[TASKS TO PERFORM]
• a. According to the memorial gateway text, what material is the gateway built from?
• b. Using the memorial gateway text, explain why the wooded Scout site beyond the gateway has memorial significance.

[TEXT BLOCK]
◇ ◇ ◇ ◇ ◇ ◇ ◇

Showcase result
Sherwood Blackwoods gateway
Town or City: Nottingham
County: Nottinghamshire
Country: England
WMT Reference Number: WM2011
Value of grant: £1194.50
Type of memorial: Freestanding
Type of work: Conservation and repair
Grant scheme: English Heritage/Wolfson Foundation Grants
Year: 2007
UKNIWM reference number: 59048
The memorial to the Scouts of Nottingham who fell in World War I takes the form of a memorial gateway to Blackwoods Scout site in the Sherwood area of the city. The gateway is constructed from red brick with herringbone details and timber inlay either side of wooden double doors. The roof has a steep pitch. There are flanking walls with herringbone brick pattern and tile coping. The gateway leads directly into the wooded Scout site which in its entirety was established as a memorial to those Scouts who died during the two world wars. There is a dedication on a tablet above the gates.

◇ ◇ ◇ ◇ ◇ ◇ ◇

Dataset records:

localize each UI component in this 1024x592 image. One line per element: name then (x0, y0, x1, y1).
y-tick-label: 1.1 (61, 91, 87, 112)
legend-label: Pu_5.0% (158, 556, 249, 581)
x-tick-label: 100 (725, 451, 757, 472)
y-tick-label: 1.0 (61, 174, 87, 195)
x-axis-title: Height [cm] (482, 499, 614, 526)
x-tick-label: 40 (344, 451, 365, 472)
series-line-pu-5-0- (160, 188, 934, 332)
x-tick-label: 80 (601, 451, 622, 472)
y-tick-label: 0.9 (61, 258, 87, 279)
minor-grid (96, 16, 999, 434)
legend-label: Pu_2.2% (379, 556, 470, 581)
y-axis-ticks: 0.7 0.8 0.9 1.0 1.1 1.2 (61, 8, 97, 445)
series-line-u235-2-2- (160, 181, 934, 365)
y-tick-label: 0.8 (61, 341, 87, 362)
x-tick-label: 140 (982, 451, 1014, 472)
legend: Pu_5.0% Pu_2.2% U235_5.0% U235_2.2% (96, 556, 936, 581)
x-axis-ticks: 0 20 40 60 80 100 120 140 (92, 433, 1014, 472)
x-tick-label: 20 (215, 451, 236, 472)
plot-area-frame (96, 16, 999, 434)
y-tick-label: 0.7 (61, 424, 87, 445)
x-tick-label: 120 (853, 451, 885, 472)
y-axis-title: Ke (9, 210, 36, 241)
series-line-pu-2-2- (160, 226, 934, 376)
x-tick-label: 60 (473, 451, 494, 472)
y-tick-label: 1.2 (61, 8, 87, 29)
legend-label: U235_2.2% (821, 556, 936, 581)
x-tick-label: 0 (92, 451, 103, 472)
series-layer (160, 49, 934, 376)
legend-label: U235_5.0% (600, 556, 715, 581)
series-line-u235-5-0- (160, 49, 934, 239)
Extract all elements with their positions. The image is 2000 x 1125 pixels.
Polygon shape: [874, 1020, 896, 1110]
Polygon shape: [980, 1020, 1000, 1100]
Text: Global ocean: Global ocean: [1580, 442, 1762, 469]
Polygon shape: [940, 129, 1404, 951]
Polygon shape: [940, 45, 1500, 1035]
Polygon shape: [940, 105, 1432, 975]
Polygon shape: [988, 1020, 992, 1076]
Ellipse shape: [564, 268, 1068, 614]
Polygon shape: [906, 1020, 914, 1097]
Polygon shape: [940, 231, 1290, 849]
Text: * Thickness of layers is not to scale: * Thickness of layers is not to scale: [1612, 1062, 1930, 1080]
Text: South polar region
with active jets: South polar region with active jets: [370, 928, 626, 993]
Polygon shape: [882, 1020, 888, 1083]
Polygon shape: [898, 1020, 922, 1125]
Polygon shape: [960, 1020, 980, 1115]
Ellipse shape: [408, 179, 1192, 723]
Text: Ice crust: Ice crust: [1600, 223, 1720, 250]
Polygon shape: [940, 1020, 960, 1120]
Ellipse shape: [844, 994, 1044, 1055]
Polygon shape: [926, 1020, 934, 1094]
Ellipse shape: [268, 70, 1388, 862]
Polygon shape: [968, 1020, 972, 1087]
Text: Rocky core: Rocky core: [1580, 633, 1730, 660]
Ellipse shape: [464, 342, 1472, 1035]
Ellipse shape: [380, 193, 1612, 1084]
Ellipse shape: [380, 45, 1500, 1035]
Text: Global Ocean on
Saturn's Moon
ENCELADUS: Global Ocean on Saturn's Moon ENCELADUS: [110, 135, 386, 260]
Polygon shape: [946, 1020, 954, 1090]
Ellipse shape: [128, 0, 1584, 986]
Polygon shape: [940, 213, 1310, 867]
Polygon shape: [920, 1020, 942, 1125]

◇ ◇ ◇ ◇ ◇ ◇ ◇

[SOLVED TASKS]
• a. Red brick with herringbone details, with timber inlay on either side of wooden double doors.

• b. The whole Blackwoods Scout site was established as a memorial to the Scouts who died during the two world wars. The gateway itself serves as the memorial to the Scouts of Nottingham who fell in World War I.